> **RECORDS FOR THE TASK**:
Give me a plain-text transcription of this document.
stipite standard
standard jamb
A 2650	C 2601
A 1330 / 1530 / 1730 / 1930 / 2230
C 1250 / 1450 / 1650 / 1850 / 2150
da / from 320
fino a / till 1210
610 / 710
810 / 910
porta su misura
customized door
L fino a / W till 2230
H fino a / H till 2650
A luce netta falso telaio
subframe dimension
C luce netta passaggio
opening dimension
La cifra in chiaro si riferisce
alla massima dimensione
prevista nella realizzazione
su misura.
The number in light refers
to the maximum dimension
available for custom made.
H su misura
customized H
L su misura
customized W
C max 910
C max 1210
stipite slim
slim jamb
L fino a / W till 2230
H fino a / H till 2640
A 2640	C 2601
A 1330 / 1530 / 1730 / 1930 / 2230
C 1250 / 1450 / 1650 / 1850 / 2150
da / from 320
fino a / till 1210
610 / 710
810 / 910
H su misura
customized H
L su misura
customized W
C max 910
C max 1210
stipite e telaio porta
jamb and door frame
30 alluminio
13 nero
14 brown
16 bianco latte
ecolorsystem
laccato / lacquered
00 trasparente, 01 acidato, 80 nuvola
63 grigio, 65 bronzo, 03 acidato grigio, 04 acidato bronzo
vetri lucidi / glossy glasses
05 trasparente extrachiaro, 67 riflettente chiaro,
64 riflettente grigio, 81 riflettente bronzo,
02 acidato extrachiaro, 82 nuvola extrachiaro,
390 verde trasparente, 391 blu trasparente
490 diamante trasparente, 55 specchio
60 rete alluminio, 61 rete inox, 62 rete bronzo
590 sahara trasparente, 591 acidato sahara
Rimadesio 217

* * *

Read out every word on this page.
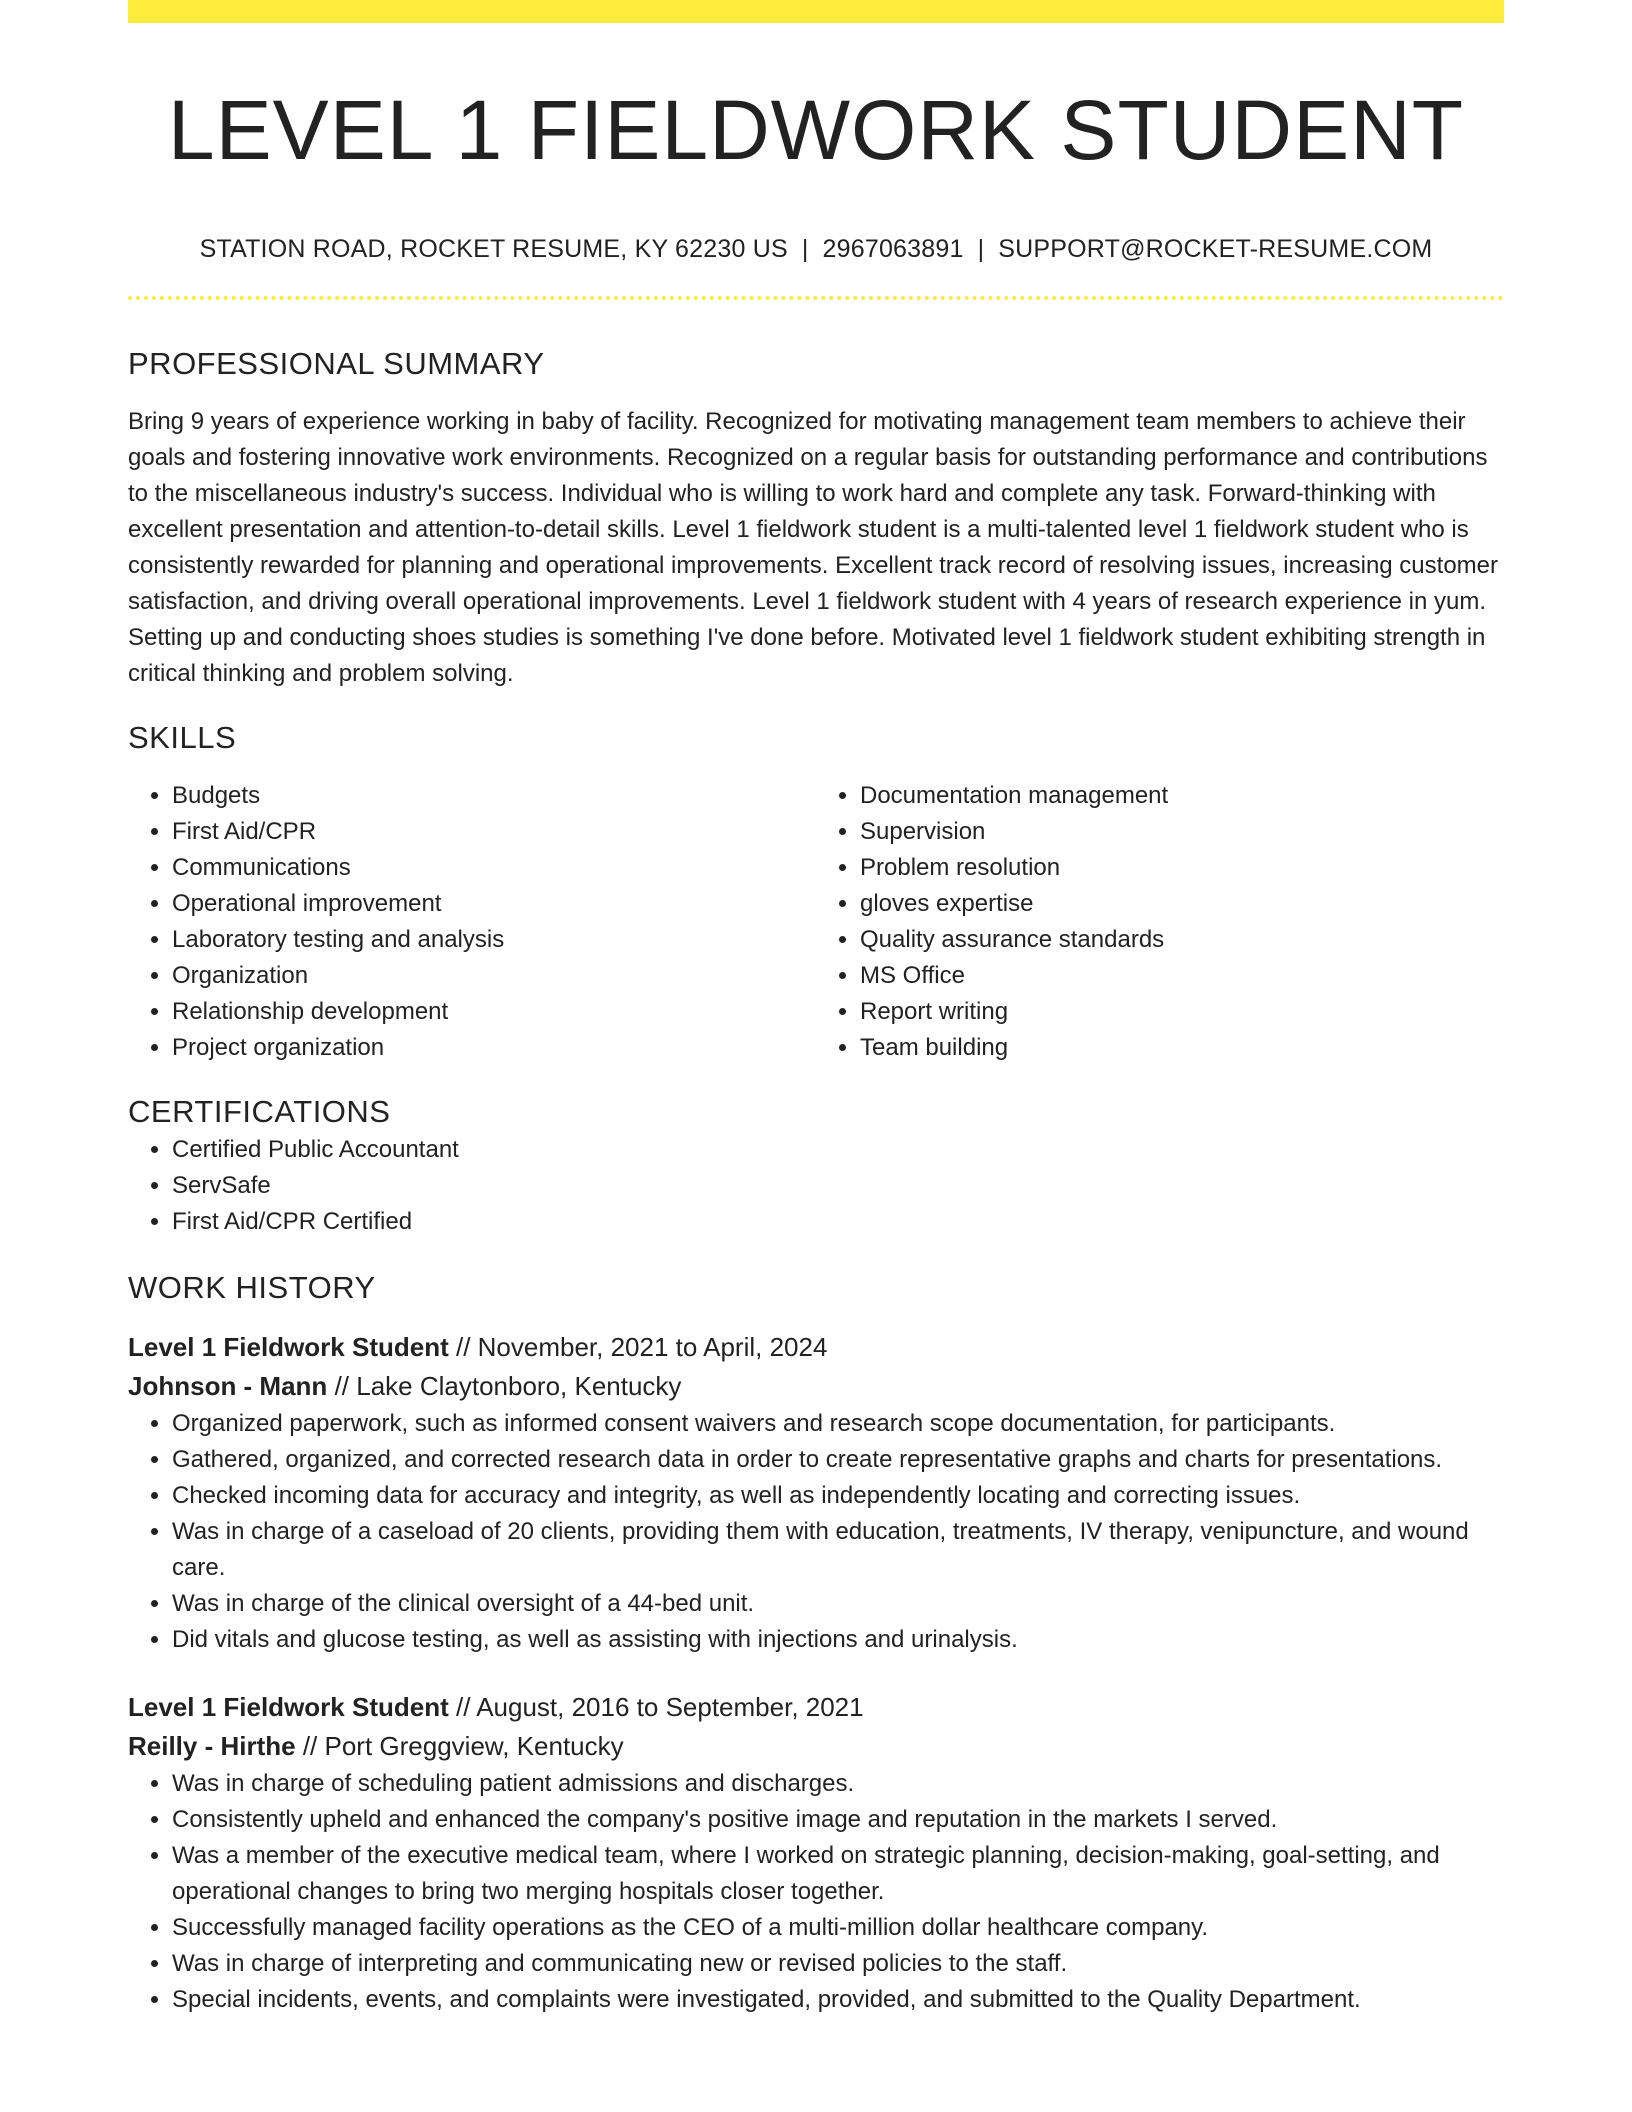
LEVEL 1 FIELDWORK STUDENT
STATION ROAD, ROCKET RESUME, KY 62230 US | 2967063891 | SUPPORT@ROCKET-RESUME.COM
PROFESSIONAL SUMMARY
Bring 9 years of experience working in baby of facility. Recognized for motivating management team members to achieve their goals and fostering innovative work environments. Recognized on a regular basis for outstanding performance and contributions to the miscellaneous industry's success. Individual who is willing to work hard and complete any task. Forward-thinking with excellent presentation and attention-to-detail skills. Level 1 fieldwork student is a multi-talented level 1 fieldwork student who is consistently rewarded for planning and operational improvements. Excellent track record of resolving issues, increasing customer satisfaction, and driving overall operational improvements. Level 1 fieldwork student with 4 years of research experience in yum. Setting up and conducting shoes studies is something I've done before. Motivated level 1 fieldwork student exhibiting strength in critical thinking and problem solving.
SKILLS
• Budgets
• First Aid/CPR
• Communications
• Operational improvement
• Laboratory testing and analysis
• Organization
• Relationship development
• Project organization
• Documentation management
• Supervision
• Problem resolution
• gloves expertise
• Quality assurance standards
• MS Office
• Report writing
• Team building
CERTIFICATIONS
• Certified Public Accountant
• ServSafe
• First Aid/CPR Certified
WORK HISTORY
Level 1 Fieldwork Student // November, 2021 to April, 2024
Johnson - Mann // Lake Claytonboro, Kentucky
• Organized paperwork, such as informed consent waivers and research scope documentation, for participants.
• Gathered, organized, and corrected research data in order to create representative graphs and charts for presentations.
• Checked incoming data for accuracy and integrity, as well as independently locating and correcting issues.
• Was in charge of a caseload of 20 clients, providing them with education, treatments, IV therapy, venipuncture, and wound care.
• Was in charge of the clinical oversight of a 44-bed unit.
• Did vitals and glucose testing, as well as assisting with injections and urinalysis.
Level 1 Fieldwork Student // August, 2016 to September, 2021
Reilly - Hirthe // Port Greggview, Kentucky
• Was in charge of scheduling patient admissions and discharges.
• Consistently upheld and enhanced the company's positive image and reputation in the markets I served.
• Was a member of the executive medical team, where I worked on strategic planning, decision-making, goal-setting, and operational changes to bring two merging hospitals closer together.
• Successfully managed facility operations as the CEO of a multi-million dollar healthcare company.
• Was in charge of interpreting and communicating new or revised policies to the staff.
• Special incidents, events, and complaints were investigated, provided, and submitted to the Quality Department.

> **YOUR INSTRUCTIONS**:
State how many lines of the listing include the word "this". Reply with the number alone.

> **WRITTEN RESPONSE**:
2